• **SHORT TASK**: Of all the lines here, how many include the string "環境放射線システム"? Answer with the number only.

• **Data records**:
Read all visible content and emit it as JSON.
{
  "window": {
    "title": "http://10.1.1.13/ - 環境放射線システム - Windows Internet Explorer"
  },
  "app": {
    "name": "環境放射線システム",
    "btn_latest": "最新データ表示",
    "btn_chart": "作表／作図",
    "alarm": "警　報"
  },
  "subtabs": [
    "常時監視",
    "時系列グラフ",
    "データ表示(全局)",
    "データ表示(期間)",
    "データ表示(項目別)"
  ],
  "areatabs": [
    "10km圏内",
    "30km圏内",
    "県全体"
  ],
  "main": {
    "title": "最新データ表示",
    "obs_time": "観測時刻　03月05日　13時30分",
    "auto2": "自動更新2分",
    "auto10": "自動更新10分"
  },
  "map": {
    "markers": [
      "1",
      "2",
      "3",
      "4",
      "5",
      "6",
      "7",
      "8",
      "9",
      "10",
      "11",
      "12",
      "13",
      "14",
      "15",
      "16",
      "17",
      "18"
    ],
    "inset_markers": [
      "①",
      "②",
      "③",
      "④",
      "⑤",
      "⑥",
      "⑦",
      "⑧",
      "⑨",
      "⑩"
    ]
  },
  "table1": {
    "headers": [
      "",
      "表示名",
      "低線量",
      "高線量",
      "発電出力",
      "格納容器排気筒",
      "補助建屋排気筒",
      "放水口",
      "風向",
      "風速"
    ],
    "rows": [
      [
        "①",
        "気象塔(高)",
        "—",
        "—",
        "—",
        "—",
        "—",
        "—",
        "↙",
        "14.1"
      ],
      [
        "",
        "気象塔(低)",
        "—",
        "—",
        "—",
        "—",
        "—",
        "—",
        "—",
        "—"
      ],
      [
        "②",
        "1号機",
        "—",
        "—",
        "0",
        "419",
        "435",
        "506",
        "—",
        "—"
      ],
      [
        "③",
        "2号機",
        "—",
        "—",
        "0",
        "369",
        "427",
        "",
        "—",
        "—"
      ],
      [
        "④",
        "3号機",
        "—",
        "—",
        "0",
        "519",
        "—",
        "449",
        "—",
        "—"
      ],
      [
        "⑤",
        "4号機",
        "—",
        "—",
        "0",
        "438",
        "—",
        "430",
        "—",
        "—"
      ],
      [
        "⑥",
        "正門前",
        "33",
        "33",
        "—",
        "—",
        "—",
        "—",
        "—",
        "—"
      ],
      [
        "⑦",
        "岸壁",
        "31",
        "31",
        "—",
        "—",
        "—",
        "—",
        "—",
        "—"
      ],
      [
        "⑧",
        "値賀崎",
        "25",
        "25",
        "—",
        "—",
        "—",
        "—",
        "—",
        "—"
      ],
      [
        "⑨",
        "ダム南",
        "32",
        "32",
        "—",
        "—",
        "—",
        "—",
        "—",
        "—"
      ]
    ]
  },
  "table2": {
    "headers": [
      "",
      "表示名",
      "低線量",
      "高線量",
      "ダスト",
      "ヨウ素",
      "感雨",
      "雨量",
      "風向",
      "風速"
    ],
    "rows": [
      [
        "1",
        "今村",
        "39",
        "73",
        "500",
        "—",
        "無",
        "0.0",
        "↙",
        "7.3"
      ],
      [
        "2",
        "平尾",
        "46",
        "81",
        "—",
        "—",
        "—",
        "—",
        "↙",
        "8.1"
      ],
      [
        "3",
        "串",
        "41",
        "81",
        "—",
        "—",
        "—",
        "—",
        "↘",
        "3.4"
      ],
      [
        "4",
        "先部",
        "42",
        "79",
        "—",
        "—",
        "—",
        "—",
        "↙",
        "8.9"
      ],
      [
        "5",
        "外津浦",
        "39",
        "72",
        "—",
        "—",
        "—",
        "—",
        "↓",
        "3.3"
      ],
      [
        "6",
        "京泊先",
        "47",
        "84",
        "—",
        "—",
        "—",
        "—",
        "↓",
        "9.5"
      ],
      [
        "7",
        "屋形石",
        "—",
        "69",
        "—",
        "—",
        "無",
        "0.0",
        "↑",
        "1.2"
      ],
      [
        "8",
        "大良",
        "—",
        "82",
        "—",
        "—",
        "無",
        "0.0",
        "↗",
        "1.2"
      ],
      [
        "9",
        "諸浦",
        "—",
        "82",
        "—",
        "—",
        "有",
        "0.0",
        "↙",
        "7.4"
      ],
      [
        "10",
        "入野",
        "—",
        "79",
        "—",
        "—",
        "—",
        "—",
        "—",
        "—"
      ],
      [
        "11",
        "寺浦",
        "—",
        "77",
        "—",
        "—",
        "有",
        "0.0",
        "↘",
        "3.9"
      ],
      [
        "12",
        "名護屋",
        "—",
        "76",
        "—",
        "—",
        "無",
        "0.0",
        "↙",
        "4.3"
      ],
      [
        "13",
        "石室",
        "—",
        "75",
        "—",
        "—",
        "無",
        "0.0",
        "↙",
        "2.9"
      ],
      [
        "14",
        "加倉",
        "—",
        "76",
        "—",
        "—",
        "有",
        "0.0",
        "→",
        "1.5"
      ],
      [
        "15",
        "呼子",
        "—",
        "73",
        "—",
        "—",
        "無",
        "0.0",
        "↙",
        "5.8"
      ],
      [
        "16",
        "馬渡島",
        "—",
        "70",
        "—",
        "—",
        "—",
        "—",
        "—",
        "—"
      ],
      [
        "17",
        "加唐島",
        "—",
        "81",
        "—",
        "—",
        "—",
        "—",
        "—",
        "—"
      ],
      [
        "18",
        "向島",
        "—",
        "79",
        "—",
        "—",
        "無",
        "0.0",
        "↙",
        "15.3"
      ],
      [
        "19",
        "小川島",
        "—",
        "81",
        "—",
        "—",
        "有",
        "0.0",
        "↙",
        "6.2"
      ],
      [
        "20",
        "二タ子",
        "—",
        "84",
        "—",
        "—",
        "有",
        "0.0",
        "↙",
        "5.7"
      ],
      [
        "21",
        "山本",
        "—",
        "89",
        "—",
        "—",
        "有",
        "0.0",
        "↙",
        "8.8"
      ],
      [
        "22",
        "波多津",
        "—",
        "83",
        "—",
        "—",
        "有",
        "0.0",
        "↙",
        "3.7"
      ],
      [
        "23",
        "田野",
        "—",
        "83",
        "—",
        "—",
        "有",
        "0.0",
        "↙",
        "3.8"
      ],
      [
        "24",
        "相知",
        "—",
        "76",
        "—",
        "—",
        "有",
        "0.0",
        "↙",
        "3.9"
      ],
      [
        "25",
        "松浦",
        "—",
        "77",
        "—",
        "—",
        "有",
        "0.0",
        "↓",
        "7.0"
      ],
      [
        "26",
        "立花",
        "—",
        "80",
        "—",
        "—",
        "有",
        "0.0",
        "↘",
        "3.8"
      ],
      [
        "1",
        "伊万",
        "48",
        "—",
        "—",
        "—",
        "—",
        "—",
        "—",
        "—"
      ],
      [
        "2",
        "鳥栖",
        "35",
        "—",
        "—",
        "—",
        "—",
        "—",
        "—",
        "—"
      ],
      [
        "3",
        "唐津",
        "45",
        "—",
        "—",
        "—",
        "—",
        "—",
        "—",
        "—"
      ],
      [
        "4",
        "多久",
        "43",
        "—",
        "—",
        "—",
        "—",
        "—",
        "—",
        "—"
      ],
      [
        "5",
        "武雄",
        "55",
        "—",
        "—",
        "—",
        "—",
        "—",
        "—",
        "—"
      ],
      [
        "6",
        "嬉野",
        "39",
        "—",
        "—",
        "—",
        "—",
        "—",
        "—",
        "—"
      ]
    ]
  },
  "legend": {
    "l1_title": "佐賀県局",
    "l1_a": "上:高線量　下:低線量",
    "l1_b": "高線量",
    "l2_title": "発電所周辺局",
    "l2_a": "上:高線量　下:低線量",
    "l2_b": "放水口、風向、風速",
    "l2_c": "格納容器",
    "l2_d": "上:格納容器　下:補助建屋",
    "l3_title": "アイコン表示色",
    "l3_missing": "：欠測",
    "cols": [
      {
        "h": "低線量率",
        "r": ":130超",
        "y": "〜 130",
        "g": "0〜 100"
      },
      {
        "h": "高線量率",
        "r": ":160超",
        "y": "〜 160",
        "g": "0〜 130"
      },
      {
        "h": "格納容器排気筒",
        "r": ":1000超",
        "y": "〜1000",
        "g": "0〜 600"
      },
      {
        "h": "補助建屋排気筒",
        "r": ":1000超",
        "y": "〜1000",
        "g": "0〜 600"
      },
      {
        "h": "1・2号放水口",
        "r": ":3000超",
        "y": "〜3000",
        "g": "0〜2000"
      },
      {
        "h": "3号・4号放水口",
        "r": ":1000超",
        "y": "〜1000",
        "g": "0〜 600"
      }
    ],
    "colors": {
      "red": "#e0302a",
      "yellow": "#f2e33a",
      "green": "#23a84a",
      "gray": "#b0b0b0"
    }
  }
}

• **EXPECTED ANSWER**: 2